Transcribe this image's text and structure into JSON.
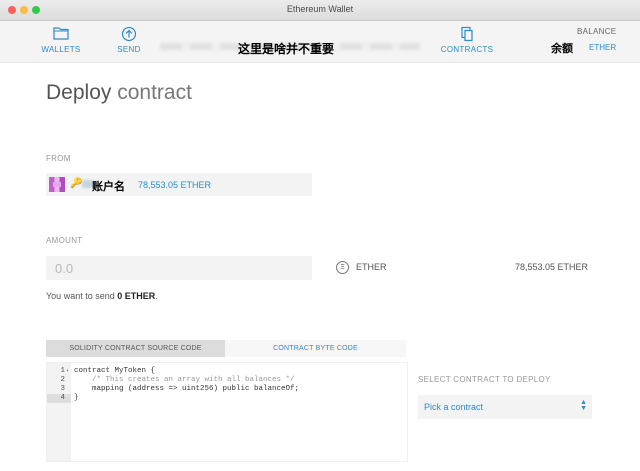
{
  "window": {
    "title": "Ethereum Wallet"
  },
  "nav": {
    "wallets_label": "WALLETS",
    "send_label": "SEND",
    "contracts_label": "CONTRACTS",
    "overlay_text": "这里是啥并不重要"
  },
  "balance": {
    "title": "BALANCE",
    "amount_overlay": "余额",
    "unit": "ETHER"
  },
  "page": {
    "title_strong": "Deploy",
    "title_light": "contract"
  },
  "from": {
    "label": "FROM",
    "account_name": "账户名",
    "account_balance": "78,553.05 ETHER"
  },
  "amount": {
    "label": "AMOUNT",
    "placeholder": "0.0",
    "unit": "ETHER",
    "total": "78,553.05 ETHER",
    "note_prefix": "You want to send",
    "note_value": "0 ETHER",
    "note_suffix": "."
  },
  "tabs": {
    "source": "SOLIDITY CONTRACT SOURCE CODE",
    "bytecode": "CONTRACT BYTE CODE"
  },
  "editor": {
    "line_numbers": [
      "1",
      "2",
      "3",
      "4"
    ],
    "lines": [
      "contract MyToken {",
      "    /* This creates an array with all balances */",
      "    mapping (address => uint256) public balanceOf;",
      "}"
    ]
  },
  "deploy": {
    "label": "SELECT CONTRACT TO DEPLOY",
    "selected": "Pick a contract"
  },
  "colors": {
    "accent": "#2e8bc4",
    "field_bg": "#f3f3f3"
  }
}
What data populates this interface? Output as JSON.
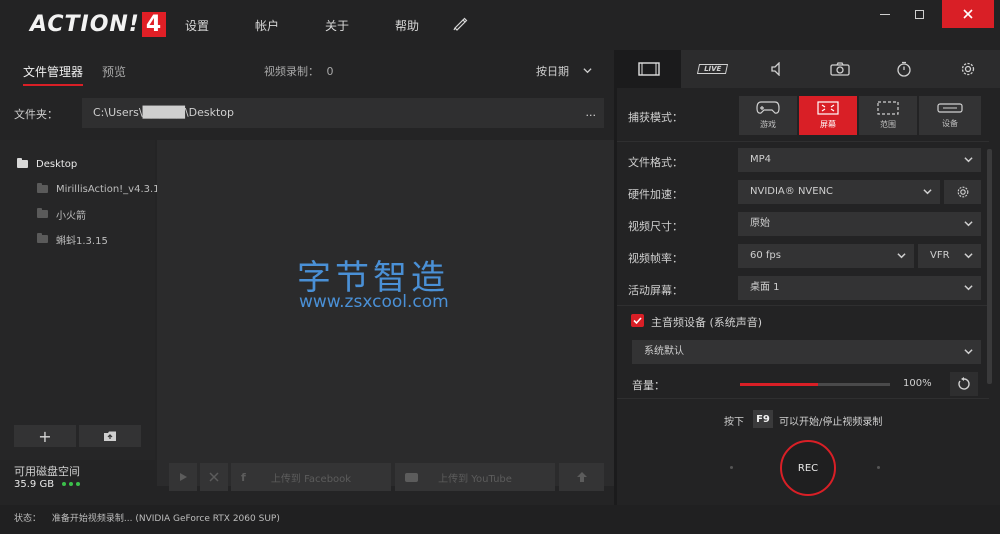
{
  "app": {
    "logo_text": "ACTION!",
    "logo_version": "4",
    "menu": [
      "设置",
      "帐户",
      "关于",
      "帮助"
    ],
    "window_buttons": {
      "minimize": "─",
      "maximize": "▢",
      "close": "✕"
    }
  },
  "left": {
    "tab_file_manager": "文件管理器",
    "tab_preview": "预览",
    "recording_count_label": "视频录制：",
    "recording_count": "0",
    "sort_label": "按日期",
    "folder_label": "文件夹：",
    "folder_path": "C:\\Users\\█████\\Desktop",
    "folder_more": "...",
    "tree": [
      {
        "label": "Desktop",
        "root": true
      },
      {
        "label": "MirillisAction!_v4.3.1...",
        "root": false
      },
      {
        "label": "小火箭",
        "root": false
      },
      {
        "label": "蝌蚪1.3.15",
        "root": false
      }
    ],
    "watermark_title": "字节智造",
    "watermark_url": "www.zsxcool.com",
    "add_symbol": "+",
    "disk_label": "可用磁盘空间",
    "disk_value": "35.9 GB",
    "upload_facebook": "上传到 Facebook",
    "upload_youtube": "上传到 YouTube"
  },
  "right": {
    "tabs": [
      "film-icon",
      "live-icon",
      "speaker-icon",
      "camera-icon",
      "timer-icon",
      "gear-icon"
    ],
    "live_text": "LIVE",
    "capture_mode_label": "捕获模式：",
    "modes": [
      {
        "label": "游戏",
        "icon": "gamepad-icon",
        "active": false
      },
      {
        "label": "屏幕",
        "icon": "fullscreen-icon",
        "active": true
      },
      {
        "label": "范围",
        "icon": "region-icon",
        "active": false
      },
      {
        "label": "设备",
        "icon": "device-icon",
        "active": false
      }
    ],
    "file_format_label": "文件格式：",
    "file_format": "MP4",
    "hw_accel_label": "硬件加速：",
    "hw_accel": "NVIDIA® NVENC",
    "video_size_label": "视频尺寸：",
    "video_size": "原始",
    "framerate_label": "视频帧率：",
    "framerate": "60 fps",
    "framerate_mode": "VFR",
    "active_screen_label": "活动屏幕：",
    "active_screen": "桌面 1",
    "main_audio_label": "主音频设备 (系统声音)",
    "audio_device": "系统默认",
    "volume_label": "音量：",
    "volume_value": "100%",
    "volume_fill": 0.52,
    "hotkey_prefix": "按下",
    "hotkey": "F9",
    "hotkey_suffix": "可以开始/停止视频录制",
    "rec_label": "REC"
  },
  "status": {
    "label": "状态：",
    "text": "准备开始视频录制... (NVIDIA GeForce RTX 2060 SUP)"
  },
  "colors": {
    "accent": "#d91f26",
    "disk_ok": "#3bbf4a",
    "watermark": "#4a90d6"
  }
}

○ ○ ○ ○ ○

Reproduce every record word for word. The copy must contain no pictures.

Transcribe this image's text and structure into JSON.
{
  "window": {
    "title": "Ethereum Wallet"
  },
  "nav": {
    "wallets_label": "WALLETS",
    "send_label": "SEND",
    "contracts_label": "CONTRACTS",
    "overlay_text": "这里是啥并不重要"
  },
  "balance": {
    "title": "BALANCE",
    "amount_overlay": "余额",
    "unit": "ETHER"
  },
  "page": {
    "title_strong": "Deploy",
    "title_light": "contract"
  },
  "from": {
    "label": "FROM",
    "account_name": "账户名",
    "account_balance": "78,553.05 ETHER"
  },
  "amount": {
    "label": "AMOUNT",
    "placeholder": "0.0",
    "unit": "ETHER",
    "total": "78,553.05 ETHER",
    "note_prefix": "You want to send",
    "note_value": "0 ETHER",
    "note_suffix": "."
  },
  "tabs": {
    "source": "SOLIDITY CONTRACT SOURCE CODE",
    "bytecode": "CONTRACT BYTE CODE"
  },
  "editor": {
    "line_numbers": [
      "1",
      "2",
      "3",
      "4"
    ],
    "lines": [
      "contract MyToken {",
      "    /* This creates an array with all balances */",
      "    mapping (address => uint256) public balanceOf;",
      "}"
    ]
  },
  "deploy": {
    "label": "SELECT CONTRACT TO DEPLOY",
    "selected": "Pick a contract"
  },
  "colors": {
    "accent": "#2e8bc4",
    "field_bg": "#f3f3f3"
  }
}
What data populates this interface? Output as JSON.
{
  "app": {
    "logo_text": "ACTION!",
    "logo_version": "4",
    "menu": [
      "设置",
      "帐户",
      "关于",
      "帮助"
    ],
    "window_buttons": {
      "minimize": "─",
      "maximize": "▢",
      "close": "✕"
    }
  },
  "left": {
    "tab_file_manager": "文件管理器",
    "tab_preview": "预览",
    "recording_count_label": "视频录制：",
    "recording_count": "0",
    "sort_label": "按日期",
    "folder_label": "文件夹：",
    "folder_path": "C:\\Users\\█████\\Desktop",
    "folder_more": "...",
    "tree": [
      {
        "label": "Desktop",
        "root": true
      },
      {
        "label": "MirillisAction!_v4.3.1...",
        "root": false
      },
      {
        "label": "小火箭",
        "root": false
      },
      {
        "label": "蝌蚪1.3.15",
        "root": false
      }
    ],
    "watermark_title": "字节智造",
    "watermark_url": "www.zsxcool.com",
    "add_symbol": "+",
    "disk_label": "可用磁盘空间",
    "disk_value": "35.9 GB",
    "upload_facebook": "上传到 Facebook",
    "upload_youtube": "上传到 YouTube"
  },
  "right": {
    "tabs": [
      "film-icon",
      "live-icon",
      "speaker-icon",
      "camera-icon",
      "timer-icon",
      "gear-icon"
    ],
    "live_text": "LIVE",
    "capture_mode_label": "捕获模式：",
    "modes": [
      {
        "label": "游戏",
        "icon": "gamepad-icon",
        "active": false
      },
      {
        "label": "屏幕",
        "icon": "fullscreen-icon",
        "active": true
      },
      {
        "label": "范围",
        "icon": "region-icon",
        "active": false
      },
      {
        "label": "设备",
        "icon": "device-icon",
        "active": false
      }
    ],
    "file_format_label": "文件格式：",
    "file_format": "MP4",
    "hw_accel_label": "硬件加速：",
    "hw_accel": "NVIDIA® NVENC",
    "video_size_label": "视频尺寸：",
    "video_size": "原始",
    "framerate_label": "视频帧率：",
    "framerate": "60 fps",
    "framerate_mode": "VFR",
    "active_screen_label": "活动屏幕：",
    "active_screen": "桌面 1",
    "main_audio_label": "主音频设备 (系统声音)",
    "audio_device": "系统默认",
    "volume_label": "音量：",
    "volume_value": "100%",
    "volume_fill": 0.52,
    "hotkey_prefix": "按下",
    "hotkey": "F9",
    "hotkey_suffix": "可以开始/停止视频录制",
    "rec_label": "REC"
  },
  "status": {
    "label": "状态：",
    "text": "准备开始视频录制... (NVIDIA GeForce RTX 2060 SUP)"
  },
  "colors": {
    "accent": "#d91f26",
    "disk_ok": "#3bbf4a",
    "watermark": "#4a90d6"
  }
}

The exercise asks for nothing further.